● PROMPT
Transcribe all the records with complete accuracy.

● DATA EXTRACT
──────

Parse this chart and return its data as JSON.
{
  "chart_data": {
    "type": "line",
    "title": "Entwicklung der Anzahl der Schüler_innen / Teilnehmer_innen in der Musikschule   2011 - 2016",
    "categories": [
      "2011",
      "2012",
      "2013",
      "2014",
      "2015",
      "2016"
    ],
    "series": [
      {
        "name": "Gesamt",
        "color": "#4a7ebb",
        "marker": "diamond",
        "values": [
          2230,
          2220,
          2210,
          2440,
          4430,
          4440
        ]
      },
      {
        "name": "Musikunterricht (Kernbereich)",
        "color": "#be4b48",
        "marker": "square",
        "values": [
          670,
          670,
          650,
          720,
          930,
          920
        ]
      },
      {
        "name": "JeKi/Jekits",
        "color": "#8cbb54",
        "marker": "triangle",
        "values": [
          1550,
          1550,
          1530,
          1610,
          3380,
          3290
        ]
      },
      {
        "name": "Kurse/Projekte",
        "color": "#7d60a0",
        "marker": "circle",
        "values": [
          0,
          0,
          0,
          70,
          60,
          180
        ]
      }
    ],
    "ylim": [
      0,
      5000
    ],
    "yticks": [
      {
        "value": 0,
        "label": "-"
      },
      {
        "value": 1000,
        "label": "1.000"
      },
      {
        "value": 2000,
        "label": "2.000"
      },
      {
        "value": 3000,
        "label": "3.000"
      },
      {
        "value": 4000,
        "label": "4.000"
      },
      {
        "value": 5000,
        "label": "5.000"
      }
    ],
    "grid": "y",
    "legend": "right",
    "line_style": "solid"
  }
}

──────

● SOLUTION FOR THIS EXERCISE
Parse this chart and return its data as JSON.
{
  "chart_data": {
    "type": "line",
    "title": "Entwicklung der Anzahl der Schüler_innen / Teilnehmer_innen in der Musikschule   2011 - 2016",
    "categories": [
      "2011",
      "2012",
      "2013",
      "2014",
      "2015",
      "2016"
    ],
    "series": [
      {
        "name": "Gesamt",
        "color": "#4a7ebb",
        "marker": "diamond",
        "values": [
          2230,
          2220,
          2210,
          2440,
          4430,
          4440
        ]
      },
      {
        "name": "Musikunterricht (Kernbereich)",
        "color": "#be4b48",
        "marker": "square",
        "values": [
          670,
          670,
          650,
          720,
          930,
          920
        ]
      },
      {
        "name": "JeKi/Jekits",
        "color": "#8cbb54",
        "marker": "triangle",
        "values": [
          1550,
          1550,
          1530,
          1610,
          3380,
          3290
        ]
      },
      {
        "name": "Kurse/Projekte",
        "color": "#7d60a0",
        "marker": "circle",
        "values": [
          0,
          0,
          0,
          70,
          60,
          180
        ]
      }
    ],
    "ylim": [
      0,
      5000
    ],
    "yticks": [
      {
        "value": 0,
        "label": "-"
      },
      {
        "value": 1000,
        "label": "1.000"
      },
      {
        "value": 2000,
        "label": "2.000"
      },
      {
        "value": 3000,
        "label": "3.000"
      },
      {
        "value": 4000,
        "label": "4.000"
      },
      {
        "value": 5000,
        "label": "5.000"
      }
    ],
    "grid": "y",
    "legend": "right",
    "line_style": "solid"
  }
}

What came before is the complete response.